▶ **Stated goal**:
Search the records that follow and extract every line containing the string "diteruskan".

▶ **Supplied information**:
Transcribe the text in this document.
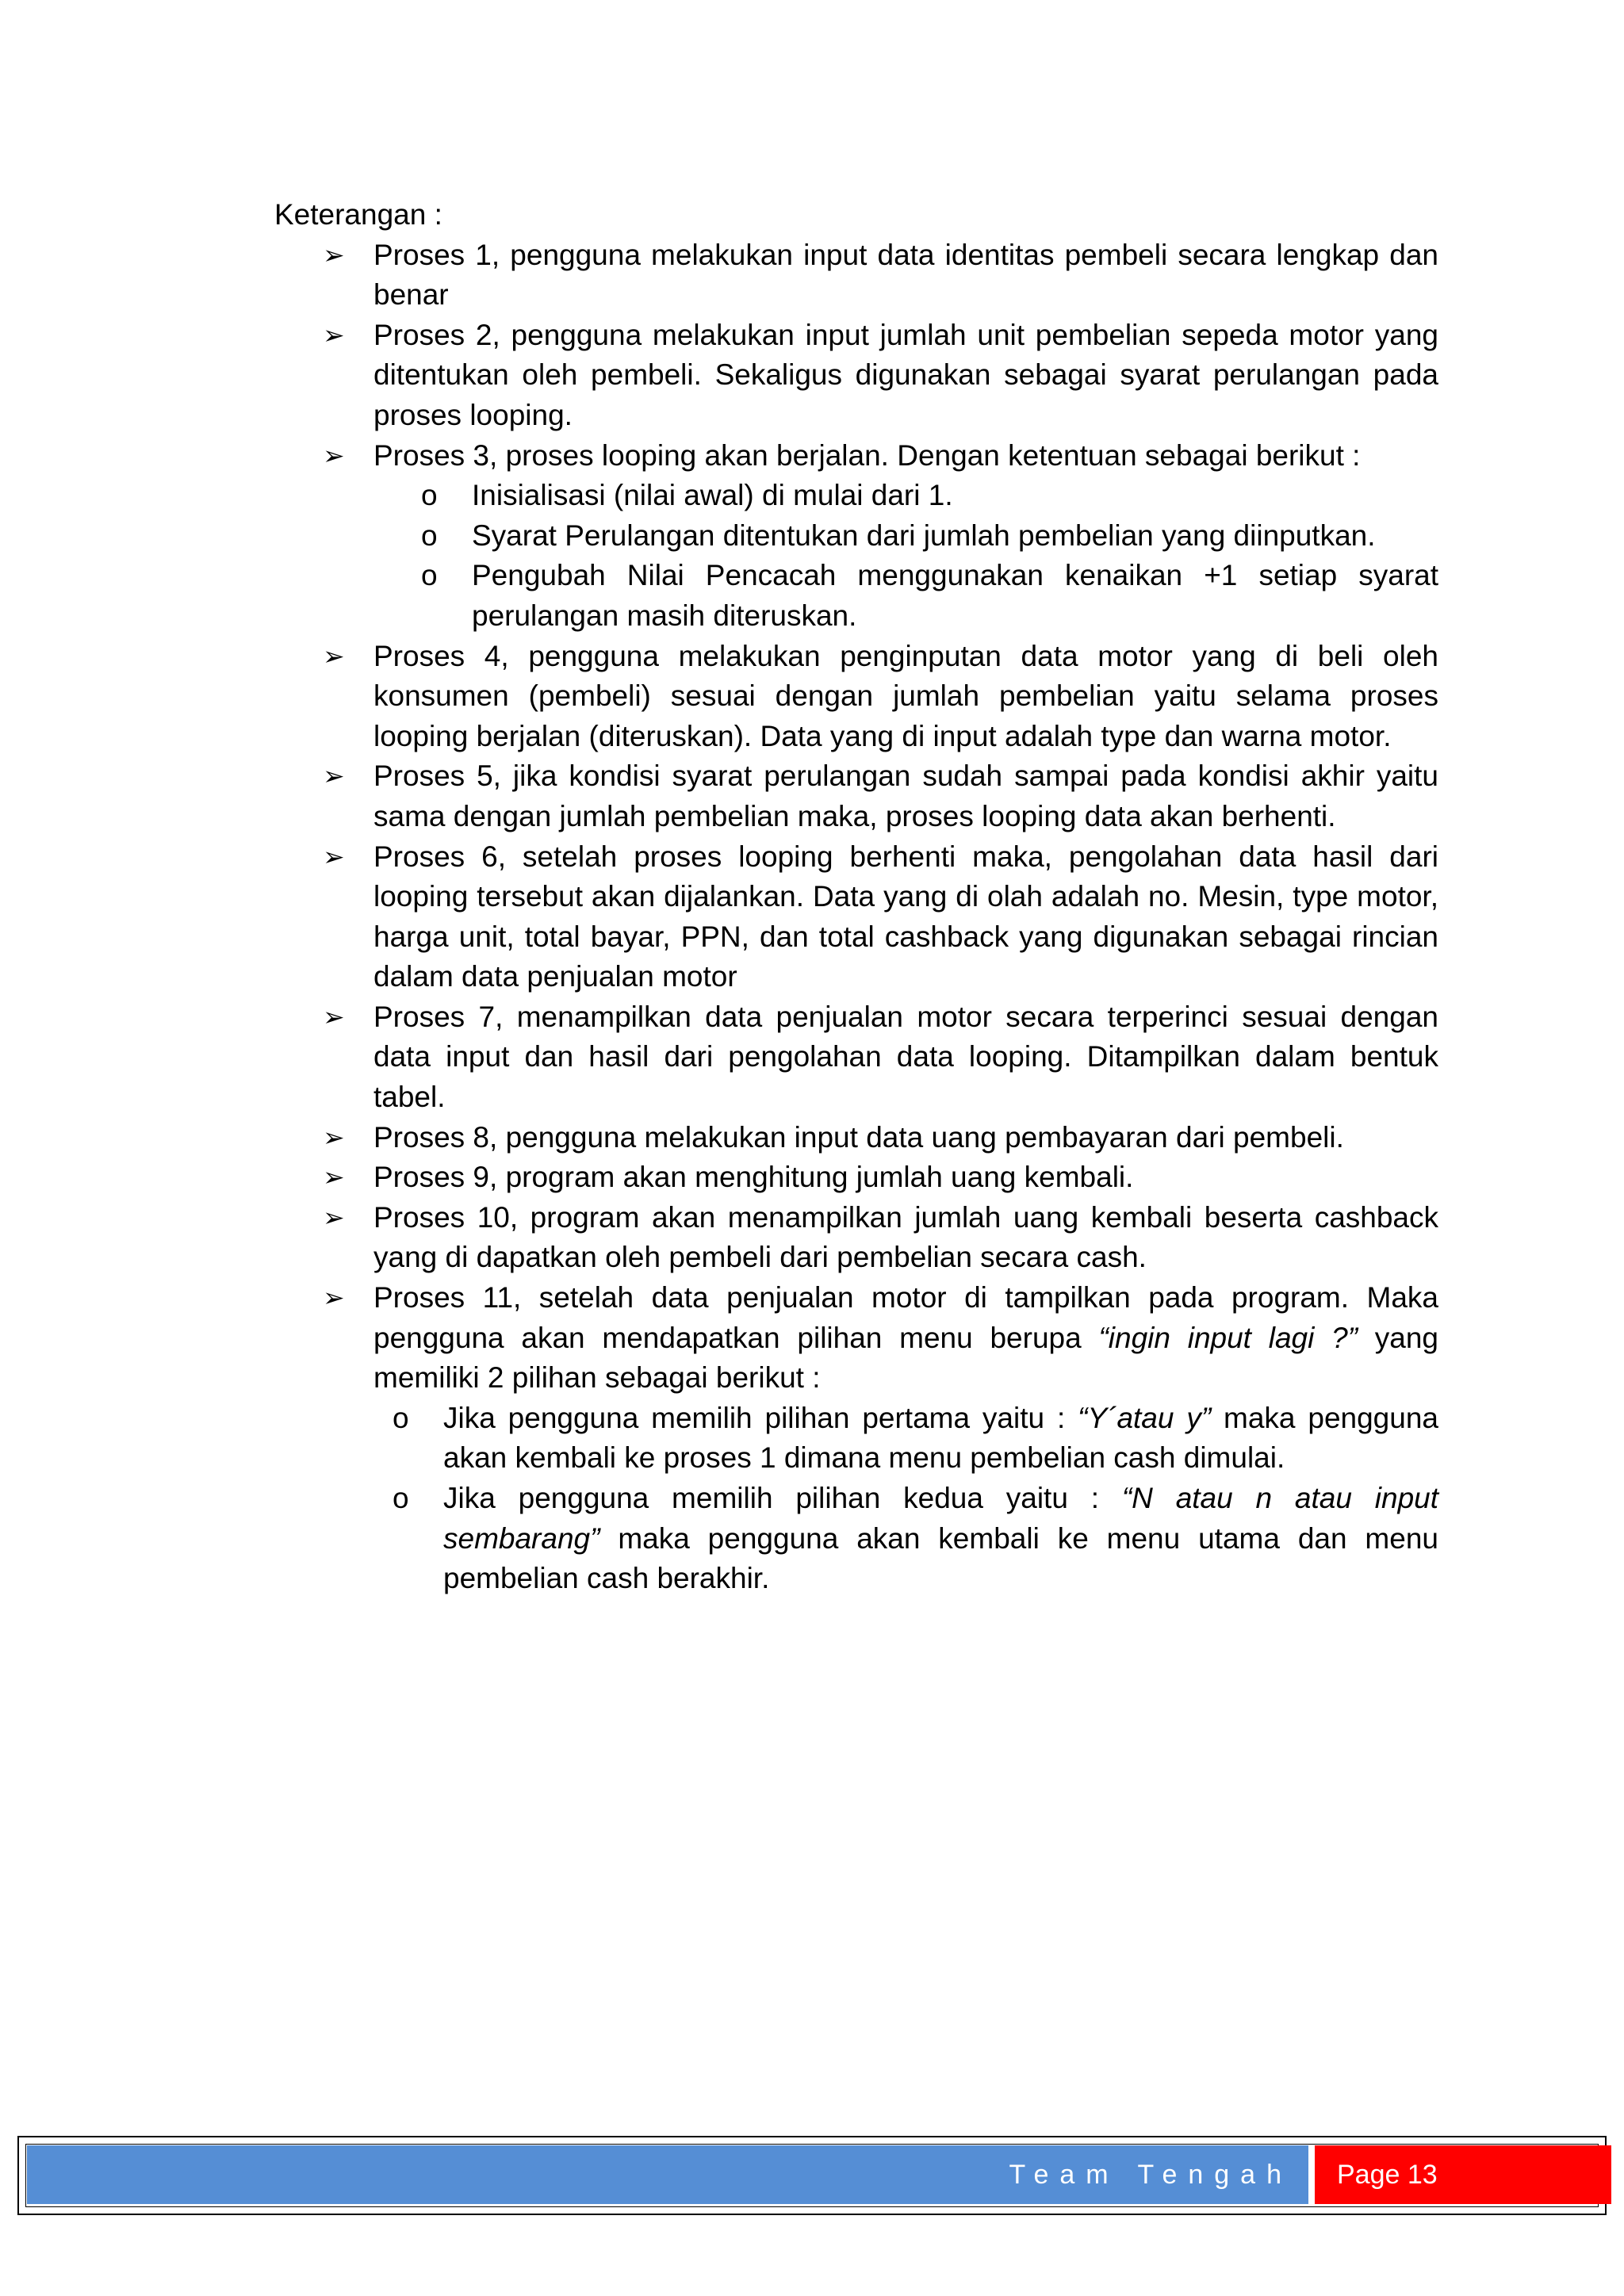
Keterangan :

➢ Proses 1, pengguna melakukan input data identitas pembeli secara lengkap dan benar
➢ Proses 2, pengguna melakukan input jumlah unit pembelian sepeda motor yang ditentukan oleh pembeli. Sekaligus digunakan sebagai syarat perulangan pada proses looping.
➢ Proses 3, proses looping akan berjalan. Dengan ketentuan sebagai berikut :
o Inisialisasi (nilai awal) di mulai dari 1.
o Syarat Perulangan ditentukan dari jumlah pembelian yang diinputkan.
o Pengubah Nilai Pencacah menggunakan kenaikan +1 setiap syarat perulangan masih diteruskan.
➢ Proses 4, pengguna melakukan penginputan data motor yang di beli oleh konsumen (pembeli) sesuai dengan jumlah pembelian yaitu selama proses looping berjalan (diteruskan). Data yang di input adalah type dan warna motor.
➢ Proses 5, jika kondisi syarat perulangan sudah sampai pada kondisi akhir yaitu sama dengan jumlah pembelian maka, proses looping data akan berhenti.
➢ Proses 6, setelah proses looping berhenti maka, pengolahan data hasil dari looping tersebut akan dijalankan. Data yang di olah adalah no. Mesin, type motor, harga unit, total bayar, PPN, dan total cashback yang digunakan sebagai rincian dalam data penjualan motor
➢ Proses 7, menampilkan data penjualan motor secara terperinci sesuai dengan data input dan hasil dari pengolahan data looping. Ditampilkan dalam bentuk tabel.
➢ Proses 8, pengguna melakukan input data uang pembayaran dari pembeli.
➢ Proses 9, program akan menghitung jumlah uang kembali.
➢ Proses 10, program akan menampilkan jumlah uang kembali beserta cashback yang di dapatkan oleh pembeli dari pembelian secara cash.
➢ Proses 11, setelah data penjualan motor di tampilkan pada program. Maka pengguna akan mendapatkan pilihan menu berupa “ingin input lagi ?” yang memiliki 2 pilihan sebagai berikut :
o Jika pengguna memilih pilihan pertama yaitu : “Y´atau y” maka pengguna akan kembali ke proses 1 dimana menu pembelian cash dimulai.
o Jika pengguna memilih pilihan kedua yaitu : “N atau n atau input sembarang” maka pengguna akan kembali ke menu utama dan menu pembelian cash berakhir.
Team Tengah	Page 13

▶ **Task answer**:
o Pengubah Nilai Pencacah menggunakan kenaikan +1 setiap syarat perulangan masih diteruskan.
➢ Proses 4, pengguna melakukan penginputan data motor yang di beli oleh konsumen (pembeli) sesuai dengan jumlah pembelian yaitu selama proses looping berjalan (diteruskan). Data yang di input adalah type dan warna motor.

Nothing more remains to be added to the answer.